[START OF Records provided]

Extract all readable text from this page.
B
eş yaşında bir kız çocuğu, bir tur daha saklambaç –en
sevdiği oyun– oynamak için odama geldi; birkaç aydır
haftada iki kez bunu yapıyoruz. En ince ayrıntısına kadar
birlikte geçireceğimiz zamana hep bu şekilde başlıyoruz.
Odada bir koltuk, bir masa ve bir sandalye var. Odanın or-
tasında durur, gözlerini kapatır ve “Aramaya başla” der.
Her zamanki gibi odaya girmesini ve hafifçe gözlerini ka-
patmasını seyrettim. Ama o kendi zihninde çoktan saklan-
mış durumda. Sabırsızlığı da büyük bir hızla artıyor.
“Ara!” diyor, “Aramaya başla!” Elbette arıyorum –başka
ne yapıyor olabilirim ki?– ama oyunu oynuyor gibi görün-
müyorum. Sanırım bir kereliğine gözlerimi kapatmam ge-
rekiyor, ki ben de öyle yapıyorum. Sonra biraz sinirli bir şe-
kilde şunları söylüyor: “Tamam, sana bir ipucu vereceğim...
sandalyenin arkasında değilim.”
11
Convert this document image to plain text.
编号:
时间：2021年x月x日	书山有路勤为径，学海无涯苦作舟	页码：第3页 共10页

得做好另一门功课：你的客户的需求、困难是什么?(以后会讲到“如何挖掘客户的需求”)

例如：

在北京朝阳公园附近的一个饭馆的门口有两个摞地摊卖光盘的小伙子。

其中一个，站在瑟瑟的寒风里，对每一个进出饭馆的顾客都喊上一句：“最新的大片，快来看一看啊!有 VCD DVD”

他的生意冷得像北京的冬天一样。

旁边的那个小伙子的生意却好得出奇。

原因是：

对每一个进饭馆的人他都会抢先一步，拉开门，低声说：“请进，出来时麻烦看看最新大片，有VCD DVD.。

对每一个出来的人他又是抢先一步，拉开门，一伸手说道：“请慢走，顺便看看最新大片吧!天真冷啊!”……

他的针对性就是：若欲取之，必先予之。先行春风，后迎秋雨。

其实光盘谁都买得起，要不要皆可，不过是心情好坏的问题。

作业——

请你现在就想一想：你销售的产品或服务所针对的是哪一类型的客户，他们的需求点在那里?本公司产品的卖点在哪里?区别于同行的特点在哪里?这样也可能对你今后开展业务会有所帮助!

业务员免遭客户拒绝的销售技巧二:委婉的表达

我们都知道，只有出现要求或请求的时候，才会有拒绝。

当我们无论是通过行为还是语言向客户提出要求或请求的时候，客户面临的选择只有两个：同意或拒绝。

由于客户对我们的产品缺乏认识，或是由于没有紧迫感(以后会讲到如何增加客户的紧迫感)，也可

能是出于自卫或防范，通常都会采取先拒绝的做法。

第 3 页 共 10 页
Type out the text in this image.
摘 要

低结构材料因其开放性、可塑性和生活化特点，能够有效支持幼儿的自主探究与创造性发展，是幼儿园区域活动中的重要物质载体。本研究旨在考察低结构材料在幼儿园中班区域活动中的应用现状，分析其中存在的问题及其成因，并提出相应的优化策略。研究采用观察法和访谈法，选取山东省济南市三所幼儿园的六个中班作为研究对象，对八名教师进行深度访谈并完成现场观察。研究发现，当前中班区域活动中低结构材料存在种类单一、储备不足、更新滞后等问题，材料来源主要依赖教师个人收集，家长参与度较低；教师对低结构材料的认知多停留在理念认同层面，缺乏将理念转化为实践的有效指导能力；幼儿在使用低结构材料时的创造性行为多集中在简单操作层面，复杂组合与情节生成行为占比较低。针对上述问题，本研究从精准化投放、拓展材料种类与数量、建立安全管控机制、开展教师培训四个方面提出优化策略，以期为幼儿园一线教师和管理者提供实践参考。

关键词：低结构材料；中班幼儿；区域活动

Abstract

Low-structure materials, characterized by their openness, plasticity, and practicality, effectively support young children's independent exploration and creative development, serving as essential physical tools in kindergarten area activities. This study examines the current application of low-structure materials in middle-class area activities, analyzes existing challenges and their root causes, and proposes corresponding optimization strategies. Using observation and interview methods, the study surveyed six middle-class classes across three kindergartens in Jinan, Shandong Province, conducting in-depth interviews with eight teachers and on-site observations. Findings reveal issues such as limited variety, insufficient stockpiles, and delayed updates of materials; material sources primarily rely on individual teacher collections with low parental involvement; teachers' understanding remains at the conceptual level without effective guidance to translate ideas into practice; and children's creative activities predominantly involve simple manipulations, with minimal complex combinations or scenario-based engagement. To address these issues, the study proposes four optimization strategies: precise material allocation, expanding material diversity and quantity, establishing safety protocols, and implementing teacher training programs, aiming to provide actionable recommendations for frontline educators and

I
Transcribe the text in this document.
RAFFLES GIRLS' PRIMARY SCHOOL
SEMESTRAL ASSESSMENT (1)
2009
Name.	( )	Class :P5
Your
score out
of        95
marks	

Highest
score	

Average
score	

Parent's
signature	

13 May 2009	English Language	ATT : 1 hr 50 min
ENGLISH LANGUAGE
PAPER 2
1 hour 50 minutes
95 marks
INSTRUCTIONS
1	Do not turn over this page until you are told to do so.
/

[END OF Records provided]

What is expected :: Retype all of the material, keeping each line exact.

Full response ::
Extract all readable text from this page.
B
eş yaşında bir kız çocuğu, bir tur daha saklambaç –en
sevdiği oyun– oynamak için odama geldi; birkaç aydır
haftada iki kez bunu yapıyoruz. En ince ayrıntısına kadar
birlikte geçireceğimiz zamana hep bu şekilde başlıyoruz.
Odada bir koltuk, bir masa ve bir sandalye var. Odanın or-
tasında durur, gözlerini kapatır ve “Aramaya başla” der.
Her zamanki gibi odaya girmesini ve hafifçe gözlerini ka-
patmasını seyrettim. Ama o kendi zihninde çoktan saklan-
mış durumda. Sabırsızlığı da büyük bir hızla artıyor.
“Ara!” diyor, “Aramaya başla!” Elbette arıyorum –başka
ne yapıyor olabilirim ki?– ama oyunu oynuyor gibi görün-
müyorum. Sanırım bir kereliğine gözlerimi kapatmam ge-
rekiyor, ki ben de öyle yapıyorum. Sonra biraz sinirli bir şe-
kilde şunları söylüyor: “Tamam, sana bir ipucu vereceğim...
sandalyenin arkasında değilim.”
11
Convert this document image to plain text.
编号:
时间：2021年x月x日	书山有路勤为径，学海无涯苦作舟	页码：第3页 共10页

得做好另一门功课：你的客户的需求、困难是什么?(以后会讲到“如何挖掘客户的需求”)

例如：

在北京朝阳公园附近的一个饭馆的门口有两个摞地摊卖光盘的小伙子。

其中一个，站在瑟瑟的寒风里，对每一个进出饭馆的顾客都喊上一句：“最新的大片，快来看一看啊!有 VCD DVD”

他的生意冷得像北京的冬天一样。

旁边的那个小伙子的生意却好得出奇。

原因是：

对每一个进饭馆的人他都会抢先一步，拉开门，低声说：“请进，出来时麻烦看看最新大片，有VCD DVD.。

对每一个出来的人他又是抢先一步，拉开门，一伸手说道：“请慢走，顺便看看最新大片吧!天真冷啊!”……

他的针对性就是：若欲取之，必先予之。先行春风，后迎秋雨。

其实光盘谁都买得起，要不要皆可，不过是心情好坏的问题。

作业——

请你现在就想一想：你销售的产品或服务所针对的是哪一类型的客户，他们的需求点在那里?本公司产品的卖点在哪里?区别于同行的特点在哪里?这样也可能对你今后开展业务会有所帮助!

业务员免遭客户拒绝的销售技巧二:委婉的表达

我们都知道，只有出现要求或请求的时候，才会有拒绝。

当我们无论是通过行为还是语言向客户提出要求或请求的时候，客户面临的选择只有两个：同意或拒绝。

由于客户对我们的产品缺乏认识，或是由于没有紧迫感(以后会讲到如何增加客户的紧迫感)，也可

能是出于自卫或防范，通常都会采取先拒绝的做法。

第 3 页 共 10 页
Type out the text in this image.
摘 要

低结构材料因其开放性、可塑性和生活化特点，能够有效支持幼儿的自主探究与创造性发展，是幼儿园区域活动中的重要物质载体。本研究旨在考察低结构材料在幼儿园中班区域活动中的应用现状，分析其中存在的问题及其成因，并提出相应的优化策略。研究采用观察法和访谈法，选取山东省济南市三所幼儿园的六个中班作为研究对象，对八名教师进行深度访谈并完成现场观察。研究发现，当前中班区域活动中低结构材料存在种类单一、储备不足、更新滞后等问题，材料来源主要依赖教师个人收集，家长参与度较低；教师对低结构材料的认知多停留在理念认同层面，缺乏将理念转化为实践的有效指导能力；幼儿在使用低结构材料时的创造性行为多集中在简单操作层面，复杂组合与情节生成行为占比较低。针对上述问题，本研究从精准化投放、拓展材料种类与数量、建立安全管控机制、开展教师培训四个方面提出优化策略，以期为幼儿园一线教师和管理者提供实践参考。

关键词：低结构材料；中班幼儿；区域活动

Abstract

Low-structure materials, characterized by their openness, plasticity, and practicality, effectively support young children's independent exploration and creative development, serving as essential physical tools in kindergarten area activities. This study examines the current application of low-structure materials in middle-class area activities, analyzes existing challenges and their root causes, and proposes corresponding optimization strategies. Using observation and interview methods, the study surveyed six middle-class classes across three kindergartens in Jinan, Shandong Province, conducting in-depth interviews with eight teachers and on-site observations. Findings reveal issues such as limited variety, insufficient stockpiles, and delayed updates of materials; material sources primarily rely on individual teacher collections with low parental involvement; teachers' understanding remains at the conceptual level without effective guidance to translate ideas into practice; and children's creative activities predominantly involve simple manipulations, with minimal complex combinations or scenario-based engagement. To address these issues, the study proposes four optimization strategies: precise material allocation, expanding material diversity and quantity, establishing safety protocols, and implementing teacher training programs, aiming to provide actionable recommendations for frontline educators and

I
Transcribe the text in this document.
RAFFLES GIRLS' PRIMARY SCHOOL
SEMESTRAL ASSESSMENT (1)
2009
Name.	( )	Class :P5
Your
score out
of        95
marks	

Highest
score	

Average
score	

Parent's
signature	

13 May 2009	English Language	ATT : 1 hr 50 min
ENGLISH LANGUAGE
PAPER 2
1 hour 50 minutes
95 marks
INSTRUCTIONS
1	Do not turn over this page until you are told to do so.
/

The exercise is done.